- PROBLEM TO WORK ON: Restate the records below word for word, and omit the images they hold.

- GIVEN DATA:
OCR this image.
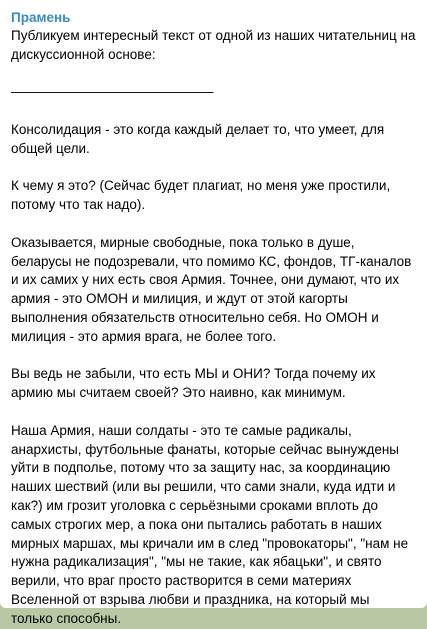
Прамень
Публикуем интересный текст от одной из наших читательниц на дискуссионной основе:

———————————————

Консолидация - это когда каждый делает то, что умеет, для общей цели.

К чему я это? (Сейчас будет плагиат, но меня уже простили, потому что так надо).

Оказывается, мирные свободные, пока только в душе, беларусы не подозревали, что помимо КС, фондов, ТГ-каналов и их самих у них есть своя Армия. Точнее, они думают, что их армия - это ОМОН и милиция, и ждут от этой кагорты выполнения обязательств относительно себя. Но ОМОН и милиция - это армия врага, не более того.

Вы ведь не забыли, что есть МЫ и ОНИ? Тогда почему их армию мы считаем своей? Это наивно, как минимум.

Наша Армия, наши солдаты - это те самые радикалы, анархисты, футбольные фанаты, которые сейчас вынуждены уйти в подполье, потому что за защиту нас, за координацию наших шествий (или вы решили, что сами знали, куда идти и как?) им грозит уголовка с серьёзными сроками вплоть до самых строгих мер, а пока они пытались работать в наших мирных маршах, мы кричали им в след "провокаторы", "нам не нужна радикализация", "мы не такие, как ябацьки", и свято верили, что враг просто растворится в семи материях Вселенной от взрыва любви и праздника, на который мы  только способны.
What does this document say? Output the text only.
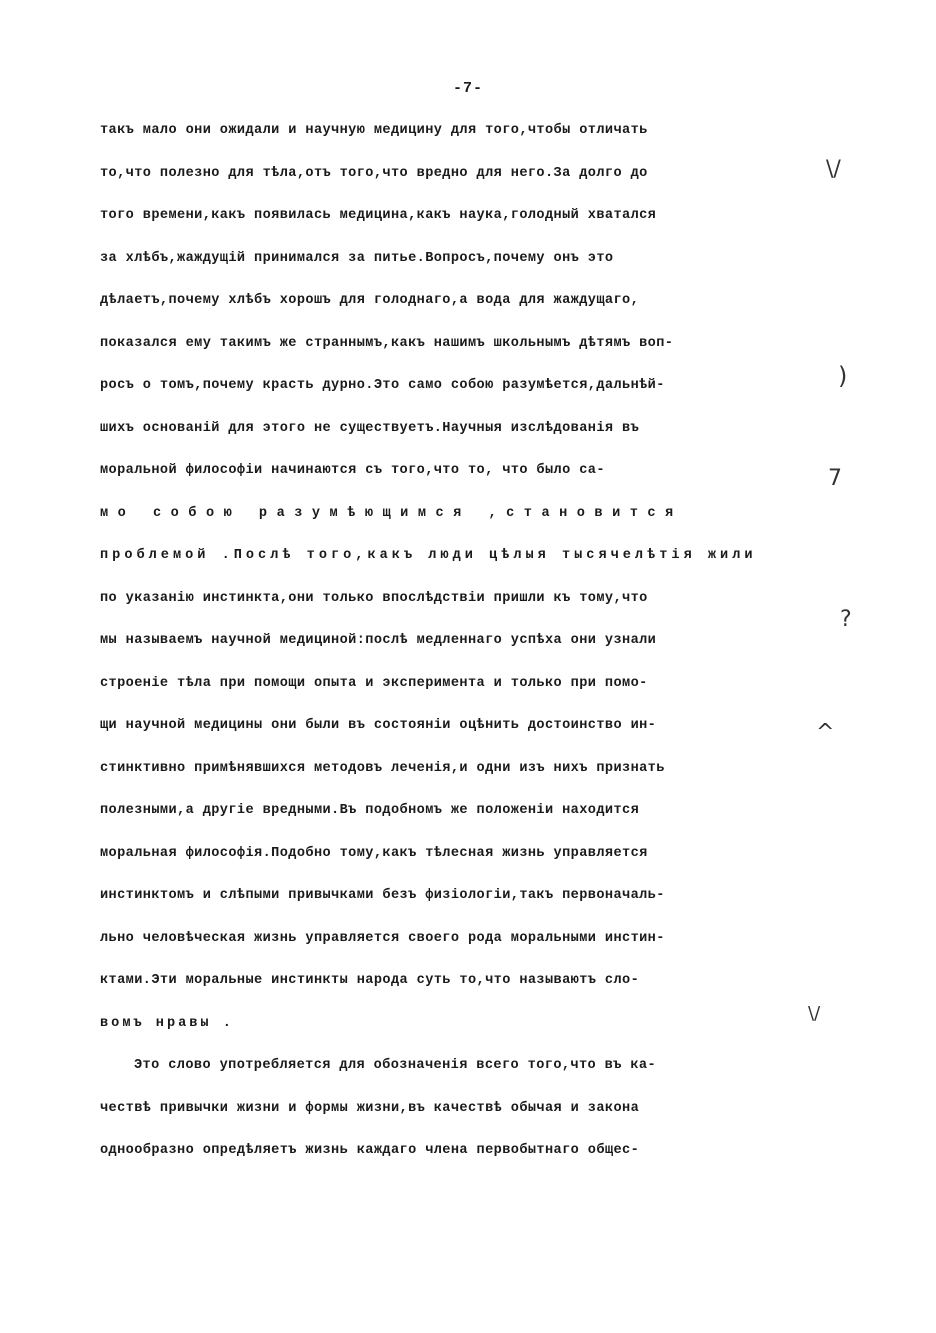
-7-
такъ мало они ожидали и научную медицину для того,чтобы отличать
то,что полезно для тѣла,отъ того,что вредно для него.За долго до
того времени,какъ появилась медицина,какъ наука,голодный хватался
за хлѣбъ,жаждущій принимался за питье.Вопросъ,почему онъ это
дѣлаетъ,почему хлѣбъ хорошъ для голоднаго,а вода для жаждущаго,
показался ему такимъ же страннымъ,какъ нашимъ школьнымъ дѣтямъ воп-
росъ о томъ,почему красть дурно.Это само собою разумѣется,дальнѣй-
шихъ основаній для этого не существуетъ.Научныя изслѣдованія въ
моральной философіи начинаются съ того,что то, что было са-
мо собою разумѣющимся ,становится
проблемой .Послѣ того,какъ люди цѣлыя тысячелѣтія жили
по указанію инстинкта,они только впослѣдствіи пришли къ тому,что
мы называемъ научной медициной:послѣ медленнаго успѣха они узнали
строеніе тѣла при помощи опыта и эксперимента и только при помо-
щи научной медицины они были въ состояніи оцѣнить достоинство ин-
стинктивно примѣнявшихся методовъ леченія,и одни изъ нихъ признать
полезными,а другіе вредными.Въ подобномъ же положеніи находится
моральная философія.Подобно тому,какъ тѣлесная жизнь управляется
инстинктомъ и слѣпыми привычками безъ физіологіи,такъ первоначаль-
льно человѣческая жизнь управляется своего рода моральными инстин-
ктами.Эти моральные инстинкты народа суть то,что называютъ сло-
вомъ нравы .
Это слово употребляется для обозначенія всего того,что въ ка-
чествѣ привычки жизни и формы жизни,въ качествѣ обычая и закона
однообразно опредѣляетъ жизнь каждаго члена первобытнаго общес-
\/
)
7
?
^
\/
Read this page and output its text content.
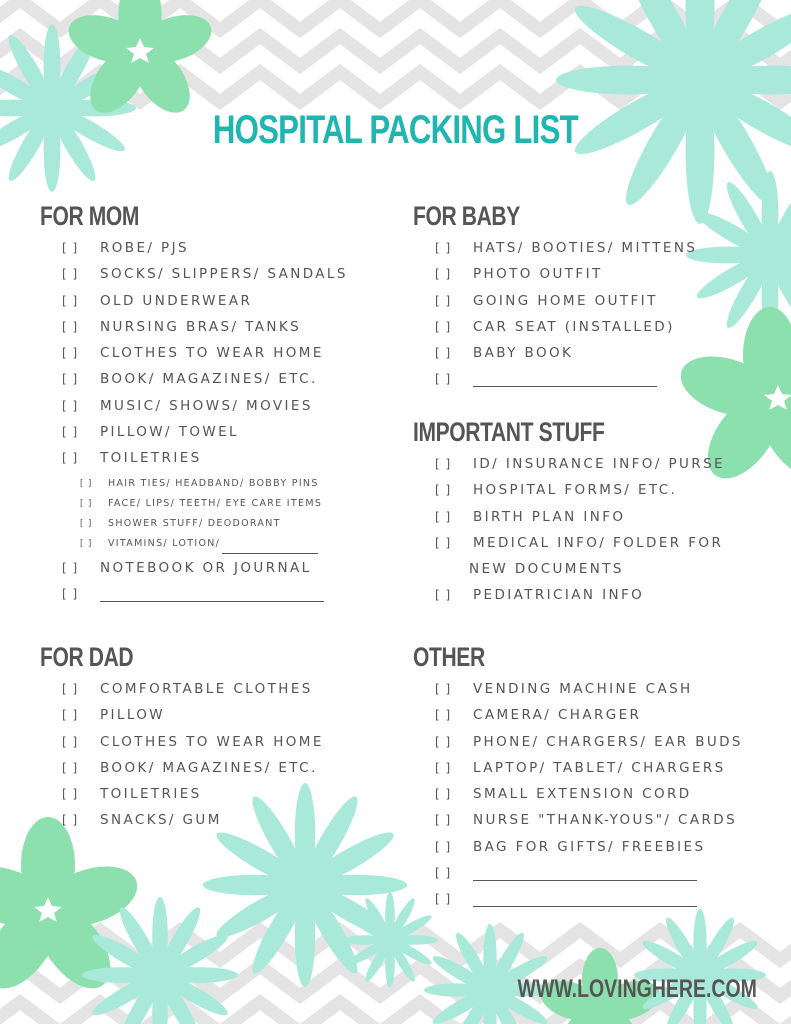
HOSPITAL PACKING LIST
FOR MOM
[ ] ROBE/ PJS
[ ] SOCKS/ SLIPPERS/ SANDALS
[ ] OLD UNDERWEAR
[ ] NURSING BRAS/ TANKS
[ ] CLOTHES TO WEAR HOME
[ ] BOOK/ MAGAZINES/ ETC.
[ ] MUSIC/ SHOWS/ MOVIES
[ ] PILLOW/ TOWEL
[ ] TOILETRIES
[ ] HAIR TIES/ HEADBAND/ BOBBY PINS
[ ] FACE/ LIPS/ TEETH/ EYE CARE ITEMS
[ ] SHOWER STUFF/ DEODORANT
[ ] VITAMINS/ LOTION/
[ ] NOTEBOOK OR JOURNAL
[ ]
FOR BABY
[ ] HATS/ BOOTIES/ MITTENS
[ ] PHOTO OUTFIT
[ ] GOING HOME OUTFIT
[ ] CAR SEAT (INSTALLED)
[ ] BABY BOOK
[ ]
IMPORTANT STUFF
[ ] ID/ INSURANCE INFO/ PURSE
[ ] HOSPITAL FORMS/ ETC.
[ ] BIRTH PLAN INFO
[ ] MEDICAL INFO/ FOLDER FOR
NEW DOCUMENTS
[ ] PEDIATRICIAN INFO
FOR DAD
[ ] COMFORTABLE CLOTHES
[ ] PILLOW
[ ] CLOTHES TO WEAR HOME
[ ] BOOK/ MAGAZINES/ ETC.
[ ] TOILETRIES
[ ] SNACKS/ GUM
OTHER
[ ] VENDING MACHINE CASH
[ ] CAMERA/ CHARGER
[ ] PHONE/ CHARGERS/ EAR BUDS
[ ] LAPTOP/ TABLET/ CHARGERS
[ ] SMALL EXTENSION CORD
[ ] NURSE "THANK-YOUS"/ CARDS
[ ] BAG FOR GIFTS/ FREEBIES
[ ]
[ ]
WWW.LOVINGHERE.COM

- COMPLETED TASK:
OCR this image.
Прамень
Публикуем интересный текст от одной из наших читательниц на дискуссионной основе:

———————————————

Консолидация - это когда каждый делает то, что умеет, для общей цели.

К чему я это? (Сейчас будет плагиат, но меня уже простили, потому что так надо).

Оказывается, мирные свободные, пока только в душе, беларусы не подозревали, что помимо КС, фондов, ТГ-каналов и их самих у них есть своя Армия. Точнее, они думают, что их армия - это ОМОН и милиция, и ждут от этой кагорты выполнения обязательств относительно себя. Но ОМОН и милиция - это армия врага, не более того.

Вы ведь не забыли, что есть МЫ и ОНИ? Тогда почему их армию мы считаем своей? Это наивно, как минимум.

Наша Армия, наши солдаты - это те самые радикалы, анархисты, футбольные фанаты, которые сейчас вынуждены уйти в подполье, потому что за защиту нас, за координацию наших шествий (или вы решили, что сами знали, куда идти и как?) им грозит уголовка с серьёзными сроками вплоть до самых строгих мер, а пока они пытались работать в наших мирных маршах, мы кричали им в след "провокаторы", "нам не нужна радикализация", "мы не такие, как ябацьки", и свято верили, что враг просто растворится в семи материях Вселенной от взрыва любви и праздника, на который мы  только способны.
What does this document say? Output the text only.
-7-
такъ мало они ожидали и научную медицину для того,чтобы отличать
то,что полезно для тѣла,отъ того,что вредно для него.За долго до
того времени,какъ появилась медицина,какъ наука,голодный хватался
за хлѣбъ,жаждущій принимался за питье.Вопросъ,почему онъ это
дѣлаетъ,почему хлѣбъ хорошъ для голоднаго,а вода для жаждущаго,
показался ему такимъ же страннымъ,какъ нашимъ школьнымъ дѣтямъ воп-
росъ о томъ,почему красть дурно.Это само собою разумѣется,дальнѣй-
шихъ основаній для этого не существуетъ.Научныя изслѣдованія въ
моральной философіи начинаются съ того,что то, что было са-
мо собою разумѣющимся ,становится
проблемой .Послѣ того,какъ люди цѣлыя тысячелѣтія жили
по указанію инстинкта,они только впослѣдствіи пришли къ тому,что
мы называемъ научной медициной:послѣ медленнаго успѣха они узнали
строеніе тѣла при помощи опыта и эксперимента и только при помо-
щи научной медицины они были въ состояніи оцѣнить достоинство ин-
стинктивно примѣнявшихся методовъ леченія,и одни изъ нихъ признать
полезными,а другіе вредными.Въ подобномъ же положеніи находится
моральная философія.Подобно тому,какъ тѣлесная жизнь управляется
инстинктомъ и слѣпыми привычками безъ физіологіи,такъ первоначаль-
льно человѣческая жизнь управляется своего рода моральными инстин-
ктами.Эти моральные инстинкты народа суть то,что называютъ сло-
вомъ нравы .
Это слово употребляется для обозначенія всего того,что въ ка-
чествѣ привычки жизни и формы жизни,въ качествѣ обычая и закона
однообразно опредѣляетъ жизнь каждаго члена первобытнаго общес-
\/
)
7
?
^
\/
Read this page and output its text content.
HOSPITAL PACKING LIST
FOR MOM
[ ] ROBE/ PJS
[ ] SOCKS/ SLIPPERS/ SANDALS
[ ] OLD UNDERWEAR
[ ] NURSING BRAS/ TANKS
[ ] CLOTHES TO WEAR HOME
[ ] BOOK/ MAGAZINES/ ETC.
[ ] MUSIC/ SHOWS/ MOVIES
[ ] PILLOW/ TOWEL
[ ] TOILETRIES
[ ] HAIR TIES/ HEADBAND/ BOBBY PINS
[ ] FACE/ LIPS/ TEETH/ EYE CARE ITEMS
[ ] SHOWER STUFF/ DEODORANT
[ ] VITAMINS/ LOTION/
[ ] NOTEBOOK OR JOURNAL
[ ]
FOR BABY
[ ] HATS/ BOOTIES/ MITTENS
[ ] PHOTO OUTFIT
[ ] GOING HOME OUTFIT
[ ] CAR SEAT (INSTALLED)
[ ] BABY BOOK
[ ]
IMPORTANT STUFF
[ ] ID/ INSURANCE INFO/ PURSE
[ ] HOSPITAL FORMS/ ETC.
[ ] BIRTH PLAN INFO
[ ] MEDICAL INFO/ FOLDER FOR
NEW DOCUMENTS
[ ] PEDIATRICIAN INFO
FOR DAD
[ ] COMFORTABLE CLOTHES
[ ] PILLOW
[ ] CLOTHES TO WEAR HOME
[ ] BOOK/ MAGAZINES/ ETC.
[ ] TOILETRIES
[ ] SNACKS/ GUM
OTHER
[ ] VENDING MACHINE CASH
[ ] CAMERA/ CHARGER
[ ] PHONE/ CHARGERS/ EAR BUDS
[ ] LAPTOP/ TABLET/ CHARGERS
[ ] SMALL EXTENSION CORD
[ ] NURSE "THANK-YOUS"/ CARDS
[ ] BAG FOR GIFTS/ FREEBIES
[ ]
[ ]
WWW.LOVINGHERE.COM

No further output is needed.